--- Data lines ---

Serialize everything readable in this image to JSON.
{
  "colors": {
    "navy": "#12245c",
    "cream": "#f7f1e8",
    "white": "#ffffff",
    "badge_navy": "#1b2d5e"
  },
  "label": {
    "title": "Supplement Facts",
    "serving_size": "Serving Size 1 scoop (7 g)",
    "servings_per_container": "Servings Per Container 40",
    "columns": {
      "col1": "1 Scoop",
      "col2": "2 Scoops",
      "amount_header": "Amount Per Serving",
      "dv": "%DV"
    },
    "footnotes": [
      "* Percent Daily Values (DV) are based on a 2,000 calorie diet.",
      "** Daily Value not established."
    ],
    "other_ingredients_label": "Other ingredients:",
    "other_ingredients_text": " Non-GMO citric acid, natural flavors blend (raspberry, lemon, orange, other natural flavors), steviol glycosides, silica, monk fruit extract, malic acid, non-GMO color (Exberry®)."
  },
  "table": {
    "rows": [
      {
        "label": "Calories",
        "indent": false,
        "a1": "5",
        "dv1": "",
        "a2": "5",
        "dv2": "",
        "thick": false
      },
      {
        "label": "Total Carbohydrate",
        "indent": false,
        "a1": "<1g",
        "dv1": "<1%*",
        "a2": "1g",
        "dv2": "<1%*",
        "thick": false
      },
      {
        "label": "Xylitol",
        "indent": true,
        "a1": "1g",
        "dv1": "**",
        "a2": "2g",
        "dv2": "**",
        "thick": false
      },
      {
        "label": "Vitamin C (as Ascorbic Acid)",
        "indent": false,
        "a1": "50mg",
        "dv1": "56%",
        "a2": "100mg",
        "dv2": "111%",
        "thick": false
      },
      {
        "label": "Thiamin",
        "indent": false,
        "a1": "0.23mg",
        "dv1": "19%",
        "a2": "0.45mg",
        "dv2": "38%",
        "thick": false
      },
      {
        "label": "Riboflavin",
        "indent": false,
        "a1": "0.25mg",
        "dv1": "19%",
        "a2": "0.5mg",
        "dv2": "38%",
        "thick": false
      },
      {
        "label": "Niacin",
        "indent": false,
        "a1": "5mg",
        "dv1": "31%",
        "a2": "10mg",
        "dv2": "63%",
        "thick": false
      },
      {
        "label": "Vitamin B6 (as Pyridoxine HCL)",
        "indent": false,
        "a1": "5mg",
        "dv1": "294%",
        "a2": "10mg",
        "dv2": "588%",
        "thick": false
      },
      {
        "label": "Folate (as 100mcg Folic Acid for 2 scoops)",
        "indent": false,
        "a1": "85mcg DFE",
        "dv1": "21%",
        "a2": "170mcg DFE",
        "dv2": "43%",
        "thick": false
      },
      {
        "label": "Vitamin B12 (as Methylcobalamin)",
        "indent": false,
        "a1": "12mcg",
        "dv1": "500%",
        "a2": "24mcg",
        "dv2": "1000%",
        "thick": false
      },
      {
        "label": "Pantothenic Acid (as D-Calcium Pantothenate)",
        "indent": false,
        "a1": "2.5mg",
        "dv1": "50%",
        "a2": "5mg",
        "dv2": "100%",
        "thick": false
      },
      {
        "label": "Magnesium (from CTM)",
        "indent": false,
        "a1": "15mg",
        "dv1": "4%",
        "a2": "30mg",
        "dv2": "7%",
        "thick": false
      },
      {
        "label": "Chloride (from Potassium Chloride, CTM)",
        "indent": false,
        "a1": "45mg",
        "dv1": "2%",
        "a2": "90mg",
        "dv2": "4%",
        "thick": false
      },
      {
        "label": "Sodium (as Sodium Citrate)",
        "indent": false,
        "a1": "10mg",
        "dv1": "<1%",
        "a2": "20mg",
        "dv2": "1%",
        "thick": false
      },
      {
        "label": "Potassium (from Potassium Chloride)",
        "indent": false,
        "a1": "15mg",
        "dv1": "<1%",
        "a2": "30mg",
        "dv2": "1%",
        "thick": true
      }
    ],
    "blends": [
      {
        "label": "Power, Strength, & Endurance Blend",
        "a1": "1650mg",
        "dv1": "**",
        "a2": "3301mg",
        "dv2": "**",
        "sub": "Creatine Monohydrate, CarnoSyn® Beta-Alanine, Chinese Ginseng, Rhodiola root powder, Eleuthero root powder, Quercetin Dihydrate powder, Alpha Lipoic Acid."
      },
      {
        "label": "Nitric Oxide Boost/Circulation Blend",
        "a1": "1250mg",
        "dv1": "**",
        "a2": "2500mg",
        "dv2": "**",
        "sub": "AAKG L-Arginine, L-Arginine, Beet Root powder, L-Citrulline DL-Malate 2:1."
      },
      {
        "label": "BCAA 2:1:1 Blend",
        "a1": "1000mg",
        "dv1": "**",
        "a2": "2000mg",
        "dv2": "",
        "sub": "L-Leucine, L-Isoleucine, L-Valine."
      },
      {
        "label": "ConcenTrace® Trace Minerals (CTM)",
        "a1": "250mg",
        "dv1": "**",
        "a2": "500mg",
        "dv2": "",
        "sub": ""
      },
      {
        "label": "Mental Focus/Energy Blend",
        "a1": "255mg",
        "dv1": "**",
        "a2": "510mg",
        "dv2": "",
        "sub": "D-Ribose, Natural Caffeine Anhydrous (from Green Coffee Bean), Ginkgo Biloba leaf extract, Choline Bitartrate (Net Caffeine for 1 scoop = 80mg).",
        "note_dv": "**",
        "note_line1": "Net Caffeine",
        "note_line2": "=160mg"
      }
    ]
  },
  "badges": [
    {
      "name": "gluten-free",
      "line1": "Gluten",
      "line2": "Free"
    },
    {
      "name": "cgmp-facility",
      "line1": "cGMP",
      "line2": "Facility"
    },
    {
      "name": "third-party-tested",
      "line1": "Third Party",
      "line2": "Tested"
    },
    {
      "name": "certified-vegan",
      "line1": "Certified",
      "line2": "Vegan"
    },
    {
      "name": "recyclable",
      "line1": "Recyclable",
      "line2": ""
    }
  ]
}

--- The task ---
Your task is to list each line of the records with the word "Daily".

--- Result ---
      "* Percent Daily Values (DV) are based on a 2,000 calorie diet.",
      "** Daily Value not established."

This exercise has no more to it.